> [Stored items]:
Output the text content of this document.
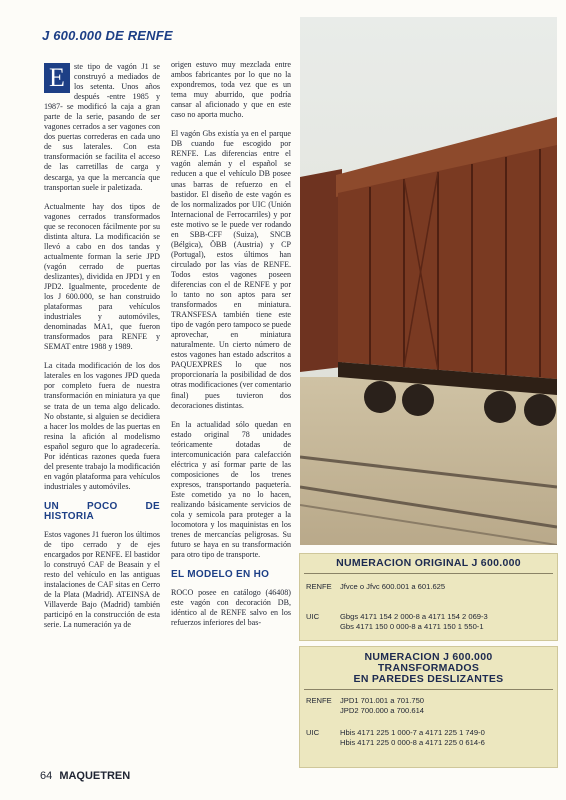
J 600.000 DE RENFE

E	ste tipo de vagón J1 se construyó a mediados de los setenta. Unos años después -entre 1985 y 1987- se modificó la caja a gran parte de la serie, pasando de ser vagones cerrados a ser vagones con dos puertas correderas en cada uno de sus laterales. Con esta transformación se facilita el acceso de las carretillas de carga y descarga, ya que la mercancía que transportan suele ir paletizada.

Actualmente hay dos tipos de vagones cerrados transformados que se reconocen fácilmente por su distinta altura. La modificación se llevó a cabo en dos tandas y actualmente forman la serie JPD (vagón cerrado de puertas deslizantes), dividida en JPD1 y en JPD2. Igualmente, procedente de los J 600.000, se han construido plataformas para vehículos industriales y automóviles, denominadas MA1, que fueron transformados para RENFE y SEMAT entre 1988 y 1989.

La citada modificación de los dos laterales en los vagones JPD queda por completo fuera de nuestra transformación en miniatura ya que se trata de un tema algo delicado. No obstante, si alguien se decidiera a hacer los moldes de las puertas en resina la afición al modelismo español seguro que lo agradecería. Por idénticas razones queda fuera del presente trabajo la modificación en vagón plataforma para vehículos industriales y automóviles.

UN POCO DE HISTORIA

Estos vagones J1 fueron los últimos de tipo cerrado y de ejes encargados por RENFE. El bastidor lo construyó CAF de Beasain y el resto del vehículo en las antiguas instalaciones de CAF sitas en Cerro de la Plata (Madrid). ATEINSA de Villaverde Bajo (Madrid) también participó en la construcción de esta serie. La numeración ya de

origen estuvo muy mezclada entre ambos fabricantes por lo que no la expondremos, toda vez que es un tema muy aburrido, que podría cansar al aficionado y que en este caso no aporta mucho.

El vagón Gbs existía ya en el parque DB cuando fue escogido por RENFE. Las diferencias entre el vagón alemán y el español se reducen a que el vehículo DB posee unas barras de refuerzo en el bastidor. El diseño de este vagón es de los normalizados por UIC (Unión Internacional de Ferrocarriles) y por este motivo se le puede ver rodando en SBB-CFF (Suiza), SNCB (Bélgica), ÖBB (Austria) y CP (Portugal), estos últimos han circulado por las vías de RENFE. Todos estos vagones poseen diferencias con el de RENFE y por lo tanto no son aptos para ser transformados en miniatura. TRANSFESA también tiene este tipo de vagón pero tampoco se puede aprovechar, en miniatura naturalmente. Un cierto número de estos vagones han estado adscritos a PAQUEXPRES lo que nos proporcionaría la posibilidad de dos otras modificaciones (ver comentario final) pues tuvieron dos decoraciones distintas.

En la actualidad sólo quedan en estado original 78 unidades teóricamente dotadas de intercomunicación para calefacción eléctrica y así formar parte de las composiciones de los trenes expresos, transportando paquetería. Este cometido ya no lo hacen, realizando básicamente servicios de cola y semicola para proteger a la locomotora y los maquinistas en los trenes de mercancías peligrosas. Su futuro se haya en su transformación para otro tipo de transporte.

EL MODELO EN HO

ROCO posee en catálogo (46408) este vagón con decoración DB, idéntico al de RENFE salvo en los refuerzos inferiores del bas-

NUMERACION ORIGINAL J 600.000
RENFE Jfvce o Jfvc 600.001 a 601.625
UIC	Gbgs 4171 154 2 000-8 a 4171 154 2 069-3
Gbs 4171 150 0 000-8 a 4171 150 1 550-1
NUMERACION J 600.000
TRANSFORMADOS
EN PAREDES DESLIZANTES
RENFE JPD1 701.001 a 701.750
JPD2 700.000 a 700.614
UIC	Hbis 4171 225 1 000-7 a 4171 225 1 749-0
Hbis 4171 225 0 000-8 a 4171 225 0 614-6
64 MAQUETREN
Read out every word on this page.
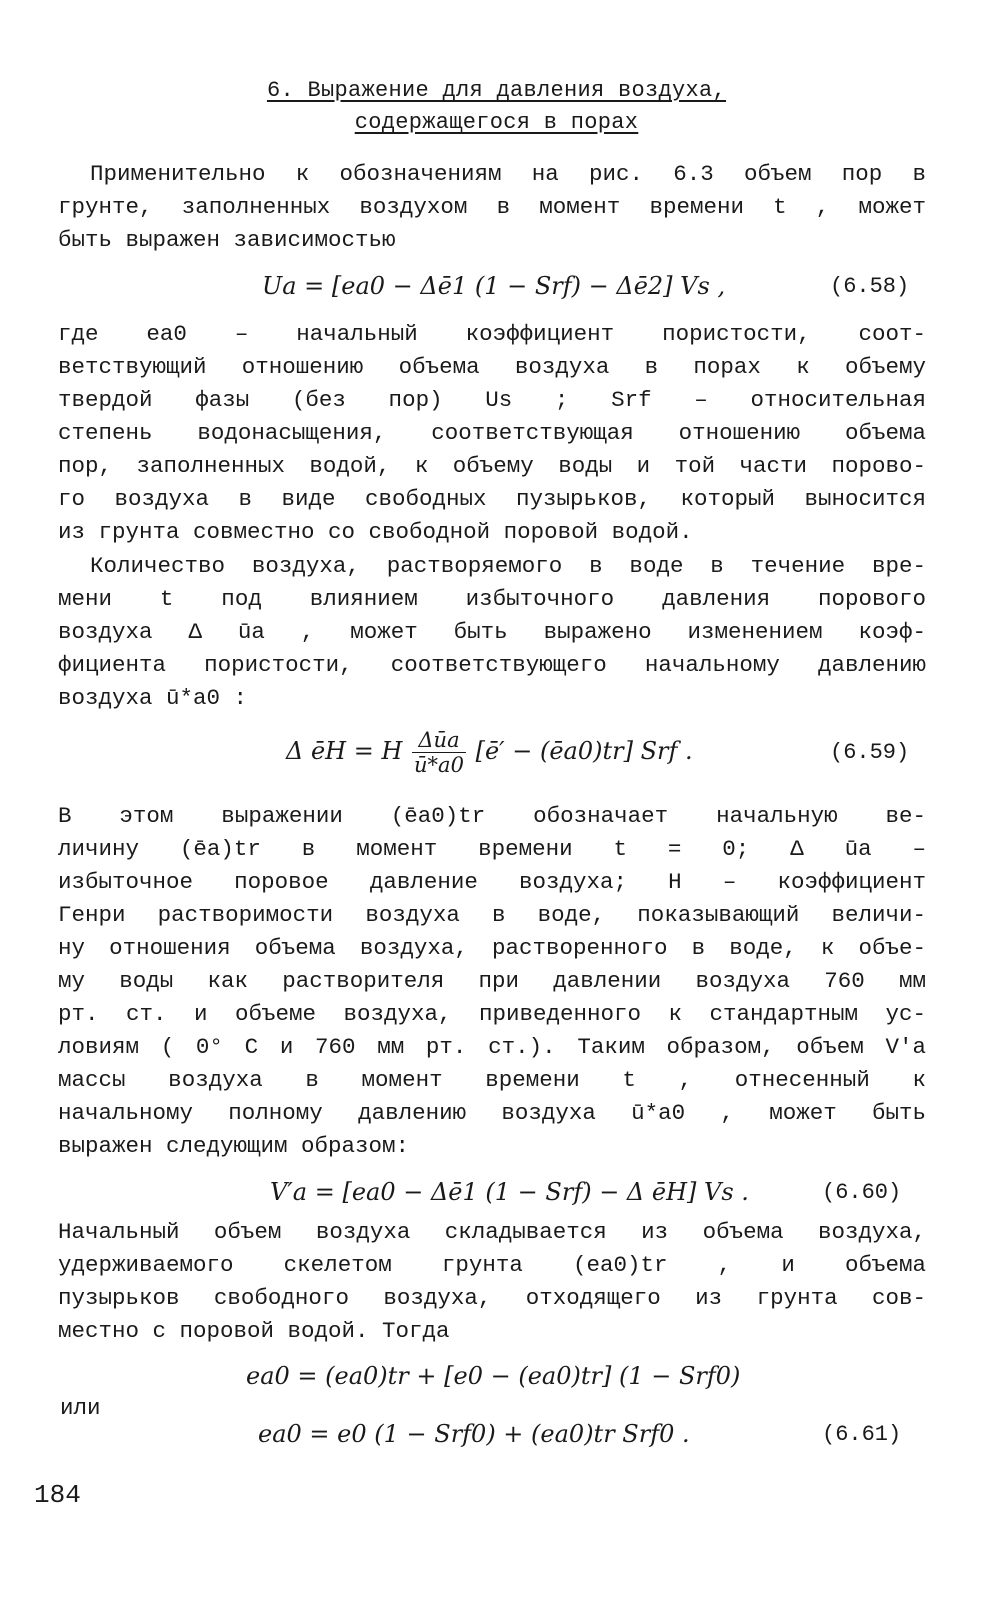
6. Выражение для давления воздуха,
содержащегося в порах
Применительно к обозначениям на рис. 6.3 объем пор в
грунте, заполненных воздухом в момент времени t , может
быть выражен зависимостью
Ua = [ea0 − Δē1 (1 − Srf) − Δē2] Vs ,	(6.58)
где ea0 – начальный коэффициент пористости, соот-
ветствующий отношению объема воздуха в порах к объему
твердой фазы (без пор) Us ; Srf – относительная
степень водонасыщения, соответствующая отношению объема
пор, заполненных водой, к объему воды и той части порово-
го воздуха в виде свободных пузырьков, который выносится
из грунта совместно со свободной поровой водой.
Количество воздуха, растворяемого в воде в течение вре-
мени t под влиянием избыточного давления порового
воздуха Δ ūa , может быть выражено изменением коэф-
фициента пористости, соответствующего начальному давлению
воздуха ū*a0 :
Δ ēH = H $\frac{\text{Δūa}}{ū*a0}$ [ē′ − (ēa0)tr] Srf .	(6.59)
В этом выражении (ēa0)tr обозначает начальную ве-
личину (ēa)tr в момент времени t = 0; Δ ūa –
избыточное поровое давление воздуха; H – коэффициент
Генри растворимости воздуха в воде, показывающий величи-
ну отношения объема воздуха, растворенного в воде, к объе-
му воды как растворителя при давлении воздуха 760 мм
рт. ст. и объеме воздуха, приведенного к стандартным ус-
ловиям ( 0° С и 760 мм рт. ст.). Таким образом, объем V′a
массы воздуха в момент времени t , отнесенный к
начальному полному давлению воздуха ū*a0 , может быть
выражен следующим образом:
V′a = [ea0 − Δē1 (1 − Srf) − Δ ēH] Vs .	(6.60)
Начальный объем воздуха складывается из объема воздуха,
удерживаемого скелетом грунта (ea0)tr , и объема
пузырьков свободного воздуха, отходящего из грунта сов-
местно с поровой водой. Тогда
ea0 = (ea0)tr + [e0 − (ea0)tr] (1 − Srf0)
или
ea0 = e0 (1 − Srf0) + (ea0)tr Srf0 .	(6.61)
184
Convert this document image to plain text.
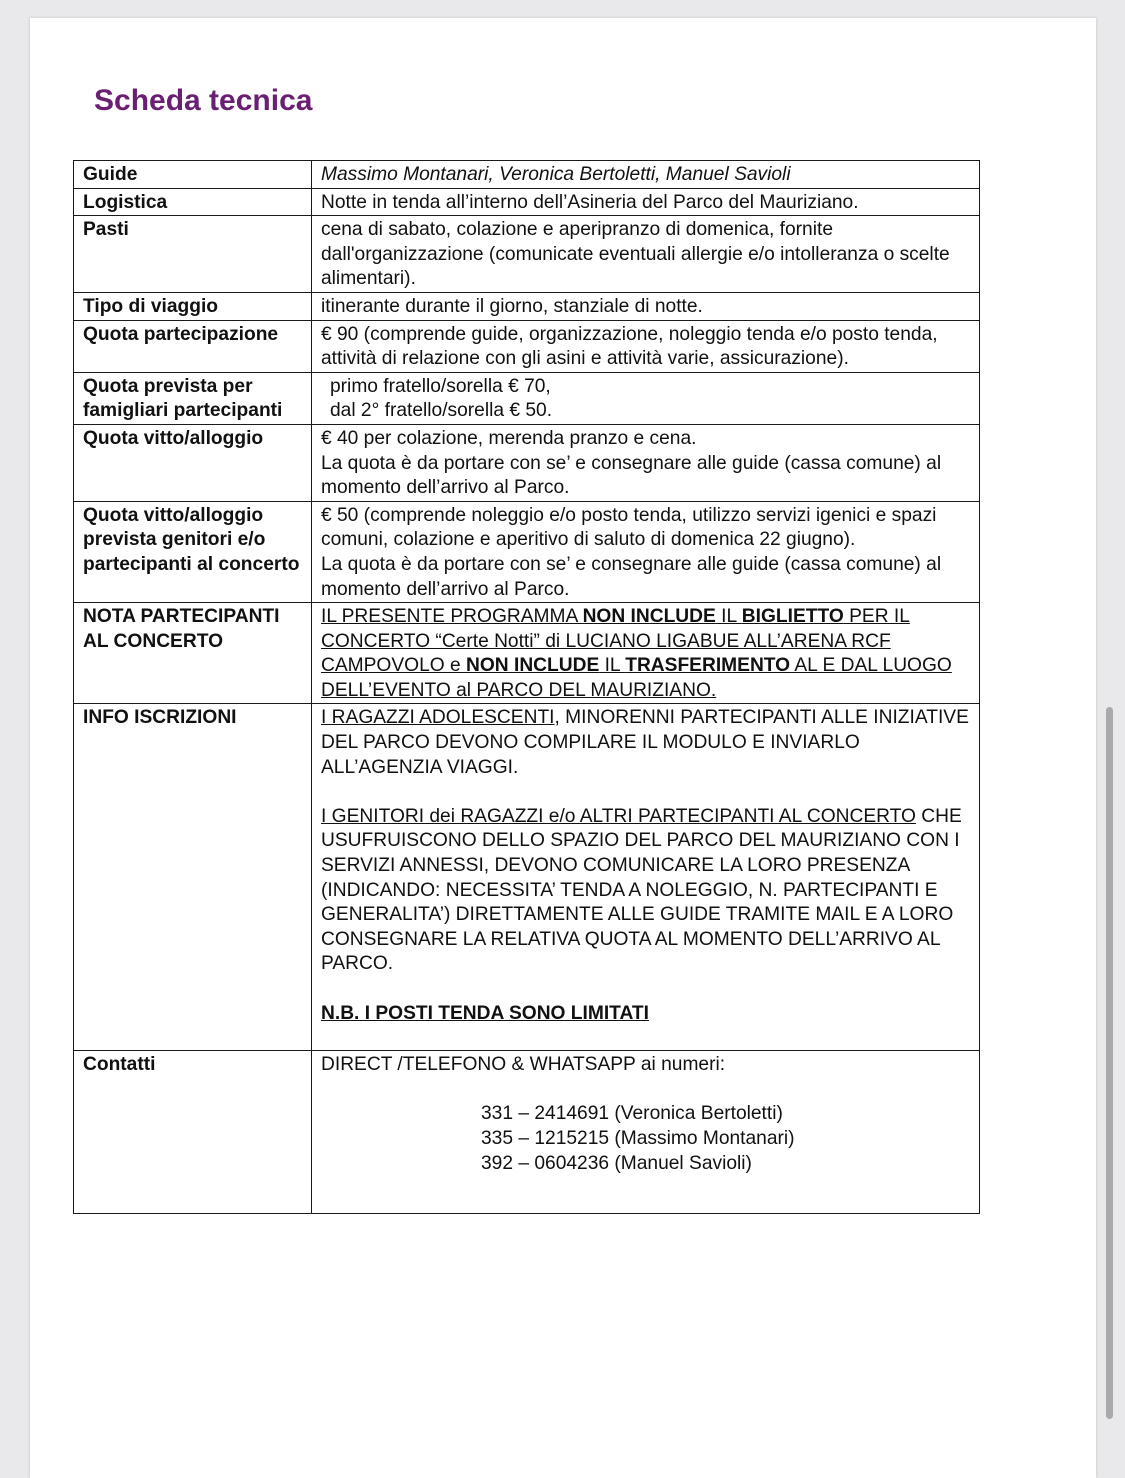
Scheda tecnica
Guide	Massimo Montanari, Veronica Bertoletti, Manuel Savioli
Logistica	Notte in tenda all’interno dell’Asineria del Parco del Mauriziano.
Pasti	cena di sabato, colazione e aperipranzo di domenica, fornite dall'organizzazione (comunicate eventuali allergie e/o intolleranza o scelte alimentari).
Tipo di viaggio	itinerante durante il giorno, stanziale di notte.
Quota partecipazione	€ 90 (comprende guide, organizzazione, noleggio tenda e/o posto tenda, attività di relazione con gli asini e attività varie, assicurazione).
Quota prevista per famigliari partecipanti	primo fratello/sorella € 70,
dal 2° fratello/sorella € 50.

Quota vitto/alloggio	€ 40 per colazione, merenda pranzo e cena.
La quota è da portare con se’ e consegnare alle guide (cassa comune) al momento dell’arrivo al Parco.

Quota vitto/alloggio prevista genitori e/o partecipanti al concerto	€ 50 (comprende noleggio e/o posto tenda, utilizzo servizi igenici e spazi comuni, colazione e aperitivo di saluto di domenica 22 giugno).
La quota è da portare con se’ e consegnare alle guide (cassa comune) al momento dell’arrivo al Parco.

NOTA PARTECIPANTI AL CONCERTO	IL PRESENTE PROGRAMMA NON INCLUDE IL BIGLIETTO PER IL CONCERTO “Certe Notti” di LUCIANO LIGABUE ALL’ARENA RCF CAMPOVOLO e NON INCLUDE IL TRASFERIMENTO AL E DAL LUOGO DELL’EVENTO al PARCO DEL MAURIZIANO.
INFO ISCRIZIONI	I RAGAZZI ADOLESCENTI, MINORENNI PARTECIPANTI ALLE INIZIATIVE DEL PARCO DEVONO COMPILARE IL MODULO E INVIARLO ALL’AGENZIA VIAGGI.
I GENITORI dei RAGAZZI e/o ALTRI PARTECIPANTI AL CONCERTO CHE USUFRUISCONO DELLO SPAZIO DEL PARCO DEL MAURIZIANO CON I SERVIZI ANNESSI, DEVONO COMUNICARE LA LORO PRESENZA (INDICANDO: NECESSITA’ TENDA A NOLEGGIO, N. PARTECIPANTI E GENERALITA’) DIRETTAMENTE ALLE GUIDE TRAMITE MAIL E A LORO CONSEGNARE LA RELATIVA QUOTA AL MOMENTO DELL’ARRIVO AL PARCO.
N.B. I POSTI TENDA SONO LIMITATI

Contatti	DIRECT /TELEFONO & WHATSAPP ai numeri:
331 – 2414691 (Veronica Bertoletti)
335 – 1215215 (Massimo Montanari)
392 – 0604236 (Manuel Savioli)
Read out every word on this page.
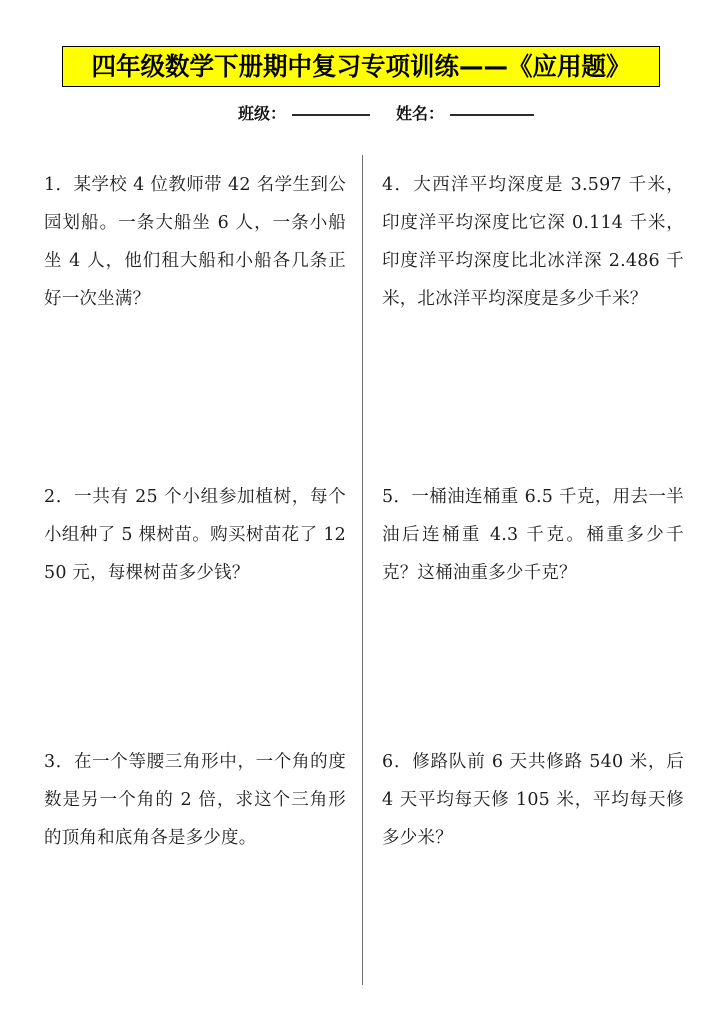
四年级数学下册期中复习专项训练——《应用题》
班级：	姓名：
1．某学校 4 位教师带 42 名学生到公园划船。一条大船坐 6 人，一条小船坐 4 人，他们租大船和小船各几条正好一次坐满？
2．一共有 25 个小组参加植树，每个小组种了 5 棵树苗。购买树苗花了 1250 元，每棵树苗多少钱？
3．在一个等腰三角形中，一个角的度数是另一个角的 2 倍，求这个三角形的顶角和底角各是多少度。
4．大西洋平均深度是 3.597 千米，印度洋平均深度比它深 0.114 千米，印度洋平均深度比北冰洋深 2.486 千米，北冰洋平均深度是多少千米？
5．一桶油连桶重 6.5 千克，用去一半油后连桶重 4.3 千克。桶重多少千克？这桶油重多少千克？
6．修路队前 6 天共修路 540 米，后 4 天平均每天修 105 米，平均每天修多少米？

> [STATED TASK]:
Report how many lines in the records above contain the word "this", giving only the number.

> [FINAL RESULT]:
4